§ DATA TO USE
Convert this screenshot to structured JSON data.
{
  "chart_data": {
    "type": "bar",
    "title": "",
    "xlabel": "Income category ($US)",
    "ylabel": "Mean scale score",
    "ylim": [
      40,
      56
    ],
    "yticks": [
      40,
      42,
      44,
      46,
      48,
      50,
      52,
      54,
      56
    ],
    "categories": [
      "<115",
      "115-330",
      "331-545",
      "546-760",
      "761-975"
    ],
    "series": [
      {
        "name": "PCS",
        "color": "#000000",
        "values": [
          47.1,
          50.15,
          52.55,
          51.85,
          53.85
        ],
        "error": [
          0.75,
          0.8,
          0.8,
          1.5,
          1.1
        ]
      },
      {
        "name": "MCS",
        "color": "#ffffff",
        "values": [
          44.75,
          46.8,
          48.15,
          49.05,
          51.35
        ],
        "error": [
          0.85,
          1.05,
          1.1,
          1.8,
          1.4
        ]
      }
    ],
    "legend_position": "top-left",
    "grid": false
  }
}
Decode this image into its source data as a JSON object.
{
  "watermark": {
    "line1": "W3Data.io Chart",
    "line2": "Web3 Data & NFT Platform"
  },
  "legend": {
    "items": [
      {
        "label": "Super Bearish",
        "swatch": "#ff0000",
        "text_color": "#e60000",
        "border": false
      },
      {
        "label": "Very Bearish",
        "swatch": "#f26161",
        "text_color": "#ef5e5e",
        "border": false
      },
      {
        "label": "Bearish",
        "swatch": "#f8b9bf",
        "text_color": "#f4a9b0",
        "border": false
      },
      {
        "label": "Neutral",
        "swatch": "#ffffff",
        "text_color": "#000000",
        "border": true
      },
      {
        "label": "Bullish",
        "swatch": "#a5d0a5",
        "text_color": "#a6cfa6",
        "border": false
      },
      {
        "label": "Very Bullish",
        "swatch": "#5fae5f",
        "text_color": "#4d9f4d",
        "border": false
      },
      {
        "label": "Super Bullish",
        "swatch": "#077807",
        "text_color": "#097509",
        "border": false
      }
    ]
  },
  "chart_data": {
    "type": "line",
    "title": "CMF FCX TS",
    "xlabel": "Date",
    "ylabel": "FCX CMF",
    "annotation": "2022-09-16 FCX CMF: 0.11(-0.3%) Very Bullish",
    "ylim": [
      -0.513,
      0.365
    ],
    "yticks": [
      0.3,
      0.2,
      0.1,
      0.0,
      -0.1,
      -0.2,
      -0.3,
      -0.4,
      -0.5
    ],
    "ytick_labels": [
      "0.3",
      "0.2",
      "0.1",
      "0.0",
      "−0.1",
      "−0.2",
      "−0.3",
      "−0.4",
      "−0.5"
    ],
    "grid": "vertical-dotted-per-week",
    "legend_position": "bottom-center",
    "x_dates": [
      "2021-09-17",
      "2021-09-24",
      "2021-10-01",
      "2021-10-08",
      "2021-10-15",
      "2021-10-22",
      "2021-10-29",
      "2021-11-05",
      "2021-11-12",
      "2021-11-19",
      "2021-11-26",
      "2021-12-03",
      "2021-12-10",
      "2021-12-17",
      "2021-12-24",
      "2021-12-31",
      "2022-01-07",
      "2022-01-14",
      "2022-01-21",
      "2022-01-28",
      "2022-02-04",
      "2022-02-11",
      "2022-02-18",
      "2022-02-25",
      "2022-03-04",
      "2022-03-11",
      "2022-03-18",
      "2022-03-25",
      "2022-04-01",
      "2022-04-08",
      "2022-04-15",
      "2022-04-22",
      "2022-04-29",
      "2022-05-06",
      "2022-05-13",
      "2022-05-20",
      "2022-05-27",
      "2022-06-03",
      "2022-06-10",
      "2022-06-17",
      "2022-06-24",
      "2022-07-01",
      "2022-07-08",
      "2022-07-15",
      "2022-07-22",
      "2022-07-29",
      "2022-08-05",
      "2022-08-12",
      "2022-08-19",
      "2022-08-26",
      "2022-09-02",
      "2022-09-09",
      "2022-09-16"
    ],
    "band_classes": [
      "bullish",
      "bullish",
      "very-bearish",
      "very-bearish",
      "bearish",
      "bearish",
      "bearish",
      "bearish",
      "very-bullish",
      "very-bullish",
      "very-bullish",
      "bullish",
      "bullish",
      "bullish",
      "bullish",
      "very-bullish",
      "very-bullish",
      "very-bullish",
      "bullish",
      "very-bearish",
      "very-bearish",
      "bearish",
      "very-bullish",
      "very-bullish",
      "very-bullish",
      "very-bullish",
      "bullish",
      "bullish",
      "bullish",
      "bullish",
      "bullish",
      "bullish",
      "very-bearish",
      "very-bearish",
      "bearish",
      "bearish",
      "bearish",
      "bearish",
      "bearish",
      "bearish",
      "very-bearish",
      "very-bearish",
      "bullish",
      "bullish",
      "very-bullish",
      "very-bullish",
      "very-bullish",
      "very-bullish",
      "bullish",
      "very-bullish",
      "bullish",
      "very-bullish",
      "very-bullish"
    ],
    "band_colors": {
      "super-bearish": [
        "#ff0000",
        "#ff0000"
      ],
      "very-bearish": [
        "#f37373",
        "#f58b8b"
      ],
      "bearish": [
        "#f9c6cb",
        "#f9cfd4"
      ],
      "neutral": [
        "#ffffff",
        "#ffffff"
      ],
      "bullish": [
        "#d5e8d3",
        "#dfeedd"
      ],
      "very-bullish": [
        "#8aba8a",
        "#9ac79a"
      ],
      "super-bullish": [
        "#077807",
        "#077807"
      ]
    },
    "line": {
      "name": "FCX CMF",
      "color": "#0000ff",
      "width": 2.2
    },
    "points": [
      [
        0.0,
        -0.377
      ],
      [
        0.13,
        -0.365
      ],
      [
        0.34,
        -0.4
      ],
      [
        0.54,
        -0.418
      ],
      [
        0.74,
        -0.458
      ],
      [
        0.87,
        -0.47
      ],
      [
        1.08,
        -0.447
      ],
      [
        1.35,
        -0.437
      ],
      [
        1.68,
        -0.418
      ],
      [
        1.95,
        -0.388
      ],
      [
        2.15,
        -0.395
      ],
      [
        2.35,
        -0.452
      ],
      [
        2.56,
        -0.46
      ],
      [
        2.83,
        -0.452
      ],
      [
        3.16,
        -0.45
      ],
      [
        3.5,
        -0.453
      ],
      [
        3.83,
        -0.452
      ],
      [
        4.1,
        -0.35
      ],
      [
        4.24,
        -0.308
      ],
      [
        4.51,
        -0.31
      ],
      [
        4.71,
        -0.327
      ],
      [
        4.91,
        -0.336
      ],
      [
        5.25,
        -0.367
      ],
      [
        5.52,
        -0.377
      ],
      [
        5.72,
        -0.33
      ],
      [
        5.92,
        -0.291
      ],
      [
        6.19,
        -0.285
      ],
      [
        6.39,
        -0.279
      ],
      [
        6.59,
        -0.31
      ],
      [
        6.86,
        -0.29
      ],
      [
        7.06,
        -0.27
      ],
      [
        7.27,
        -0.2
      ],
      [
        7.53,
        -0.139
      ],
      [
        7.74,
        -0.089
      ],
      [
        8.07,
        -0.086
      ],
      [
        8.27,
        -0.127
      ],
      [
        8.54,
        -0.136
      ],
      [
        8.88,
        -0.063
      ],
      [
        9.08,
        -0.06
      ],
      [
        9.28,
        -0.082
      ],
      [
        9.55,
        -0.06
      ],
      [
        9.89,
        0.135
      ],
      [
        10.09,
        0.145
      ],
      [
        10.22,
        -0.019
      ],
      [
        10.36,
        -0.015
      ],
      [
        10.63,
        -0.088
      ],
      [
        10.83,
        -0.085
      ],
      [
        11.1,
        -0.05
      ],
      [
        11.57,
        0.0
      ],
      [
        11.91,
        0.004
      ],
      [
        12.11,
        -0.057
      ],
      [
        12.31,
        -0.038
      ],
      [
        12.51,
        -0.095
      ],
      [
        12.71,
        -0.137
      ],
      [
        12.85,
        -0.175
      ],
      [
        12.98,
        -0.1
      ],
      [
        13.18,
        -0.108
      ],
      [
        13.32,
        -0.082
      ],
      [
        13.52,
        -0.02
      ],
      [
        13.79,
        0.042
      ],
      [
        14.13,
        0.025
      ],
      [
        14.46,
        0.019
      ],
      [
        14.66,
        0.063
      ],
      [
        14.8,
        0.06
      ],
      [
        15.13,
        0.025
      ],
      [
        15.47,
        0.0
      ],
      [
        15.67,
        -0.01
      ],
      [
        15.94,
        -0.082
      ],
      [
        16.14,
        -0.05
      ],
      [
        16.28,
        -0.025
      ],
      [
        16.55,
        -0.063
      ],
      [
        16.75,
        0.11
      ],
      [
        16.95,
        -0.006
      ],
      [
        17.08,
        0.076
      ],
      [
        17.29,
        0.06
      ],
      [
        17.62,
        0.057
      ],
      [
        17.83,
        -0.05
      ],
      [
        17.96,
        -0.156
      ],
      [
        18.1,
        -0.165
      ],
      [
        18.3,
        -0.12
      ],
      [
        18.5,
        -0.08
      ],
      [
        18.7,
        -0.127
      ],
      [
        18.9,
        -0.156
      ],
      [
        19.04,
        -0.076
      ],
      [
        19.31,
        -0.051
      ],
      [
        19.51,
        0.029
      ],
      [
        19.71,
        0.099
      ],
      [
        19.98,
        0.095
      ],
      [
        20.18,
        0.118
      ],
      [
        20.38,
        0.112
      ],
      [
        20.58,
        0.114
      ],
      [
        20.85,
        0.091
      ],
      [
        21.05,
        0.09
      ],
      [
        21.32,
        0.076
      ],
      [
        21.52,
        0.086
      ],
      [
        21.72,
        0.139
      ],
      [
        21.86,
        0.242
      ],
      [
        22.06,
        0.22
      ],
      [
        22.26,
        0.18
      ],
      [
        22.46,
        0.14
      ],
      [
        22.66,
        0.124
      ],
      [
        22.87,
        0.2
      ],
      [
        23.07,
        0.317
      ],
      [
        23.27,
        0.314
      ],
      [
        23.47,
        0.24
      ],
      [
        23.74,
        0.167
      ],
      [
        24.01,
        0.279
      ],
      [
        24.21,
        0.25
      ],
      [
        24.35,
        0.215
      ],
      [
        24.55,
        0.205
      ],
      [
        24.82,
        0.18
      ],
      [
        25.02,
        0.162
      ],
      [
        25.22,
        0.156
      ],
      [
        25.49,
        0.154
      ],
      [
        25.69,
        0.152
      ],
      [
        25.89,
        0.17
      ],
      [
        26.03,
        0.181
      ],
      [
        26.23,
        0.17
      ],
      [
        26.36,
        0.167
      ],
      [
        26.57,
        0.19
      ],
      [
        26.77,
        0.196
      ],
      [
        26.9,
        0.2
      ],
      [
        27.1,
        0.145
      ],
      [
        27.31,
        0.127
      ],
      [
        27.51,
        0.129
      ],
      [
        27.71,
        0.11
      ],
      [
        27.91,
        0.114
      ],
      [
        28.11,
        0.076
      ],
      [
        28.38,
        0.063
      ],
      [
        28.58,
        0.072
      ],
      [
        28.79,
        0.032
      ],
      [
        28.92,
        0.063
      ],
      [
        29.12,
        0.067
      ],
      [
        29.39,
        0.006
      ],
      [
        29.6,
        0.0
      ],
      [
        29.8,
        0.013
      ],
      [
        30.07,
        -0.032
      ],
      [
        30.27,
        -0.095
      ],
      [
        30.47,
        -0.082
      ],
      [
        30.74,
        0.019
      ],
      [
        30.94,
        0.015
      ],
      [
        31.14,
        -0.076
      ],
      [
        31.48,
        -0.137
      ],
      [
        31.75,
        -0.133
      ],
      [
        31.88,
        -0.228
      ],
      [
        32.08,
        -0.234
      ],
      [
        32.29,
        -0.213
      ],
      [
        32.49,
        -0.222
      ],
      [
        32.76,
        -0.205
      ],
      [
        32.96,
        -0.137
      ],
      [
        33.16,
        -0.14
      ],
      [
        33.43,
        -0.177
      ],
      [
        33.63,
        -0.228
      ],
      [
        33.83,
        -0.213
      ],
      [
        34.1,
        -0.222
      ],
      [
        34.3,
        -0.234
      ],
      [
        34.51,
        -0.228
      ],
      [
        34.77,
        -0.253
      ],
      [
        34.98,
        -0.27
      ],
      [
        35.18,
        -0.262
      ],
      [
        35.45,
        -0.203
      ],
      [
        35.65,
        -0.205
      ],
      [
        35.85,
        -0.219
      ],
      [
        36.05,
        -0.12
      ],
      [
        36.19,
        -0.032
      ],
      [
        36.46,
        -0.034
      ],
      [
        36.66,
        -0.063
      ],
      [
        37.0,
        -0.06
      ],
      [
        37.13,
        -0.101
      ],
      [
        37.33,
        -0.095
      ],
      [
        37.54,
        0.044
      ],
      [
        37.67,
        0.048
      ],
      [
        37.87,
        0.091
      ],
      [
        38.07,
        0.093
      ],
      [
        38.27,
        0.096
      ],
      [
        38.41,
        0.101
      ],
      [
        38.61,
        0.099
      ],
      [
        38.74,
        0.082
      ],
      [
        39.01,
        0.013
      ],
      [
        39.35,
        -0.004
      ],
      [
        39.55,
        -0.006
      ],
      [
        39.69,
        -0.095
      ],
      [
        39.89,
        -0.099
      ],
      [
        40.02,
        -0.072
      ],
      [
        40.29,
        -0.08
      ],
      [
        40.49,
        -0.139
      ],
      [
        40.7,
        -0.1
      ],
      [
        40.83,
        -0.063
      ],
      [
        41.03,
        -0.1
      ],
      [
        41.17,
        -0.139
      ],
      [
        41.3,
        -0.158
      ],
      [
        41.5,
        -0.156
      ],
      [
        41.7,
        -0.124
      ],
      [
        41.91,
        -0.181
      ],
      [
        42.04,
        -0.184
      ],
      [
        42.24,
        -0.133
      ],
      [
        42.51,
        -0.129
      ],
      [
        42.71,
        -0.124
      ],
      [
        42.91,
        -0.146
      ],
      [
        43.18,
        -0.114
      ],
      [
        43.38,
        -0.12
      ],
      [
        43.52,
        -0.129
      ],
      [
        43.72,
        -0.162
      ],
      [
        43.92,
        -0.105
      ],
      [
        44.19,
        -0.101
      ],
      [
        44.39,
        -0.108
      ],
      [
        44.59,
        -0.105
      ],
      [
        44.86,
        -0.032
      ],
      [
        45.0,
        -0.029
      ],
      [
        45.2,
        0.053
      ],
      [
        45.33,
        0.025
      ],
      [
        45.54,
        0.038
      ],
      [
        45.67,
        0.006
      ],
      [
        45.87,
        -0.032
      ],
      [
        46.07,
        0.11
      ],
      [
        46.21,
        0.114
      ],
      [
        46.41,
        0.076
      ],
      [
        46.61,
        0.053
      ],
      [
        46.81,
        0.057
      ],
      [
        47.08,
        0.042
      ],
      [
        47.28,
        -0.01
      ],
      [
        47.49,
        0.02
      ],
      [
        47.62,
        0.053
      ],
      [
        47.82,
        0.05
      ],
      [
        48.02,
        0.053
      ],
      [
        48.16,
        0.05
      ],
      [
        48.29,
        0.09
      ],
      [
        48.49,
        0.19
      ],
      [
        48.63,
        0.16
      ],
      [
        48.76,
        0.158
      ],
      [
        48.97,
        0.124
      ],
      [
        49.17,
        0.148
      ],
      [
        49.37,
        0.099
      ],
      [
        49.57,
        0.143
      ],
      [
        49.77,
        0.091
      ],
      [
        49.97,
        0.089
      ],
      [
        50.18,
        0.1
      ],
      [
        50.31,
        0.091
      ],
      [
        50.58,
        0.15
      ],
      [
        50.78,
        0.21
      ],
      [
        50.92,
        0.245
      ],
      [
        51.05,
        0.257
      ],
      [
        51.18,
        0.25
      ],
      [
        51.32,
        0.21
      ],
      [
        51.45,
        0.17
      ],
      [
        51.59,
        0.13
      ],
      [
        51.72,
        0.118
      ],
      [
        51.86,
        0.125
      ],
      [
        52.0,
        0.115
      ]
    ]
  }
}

§ AIM OF THE TASK
Return each line of the data that contains the string "ylabel".

§ FULL RESPONSE
    "ylabel": "Mean scale score",
    "ylabel": "FCX CMF",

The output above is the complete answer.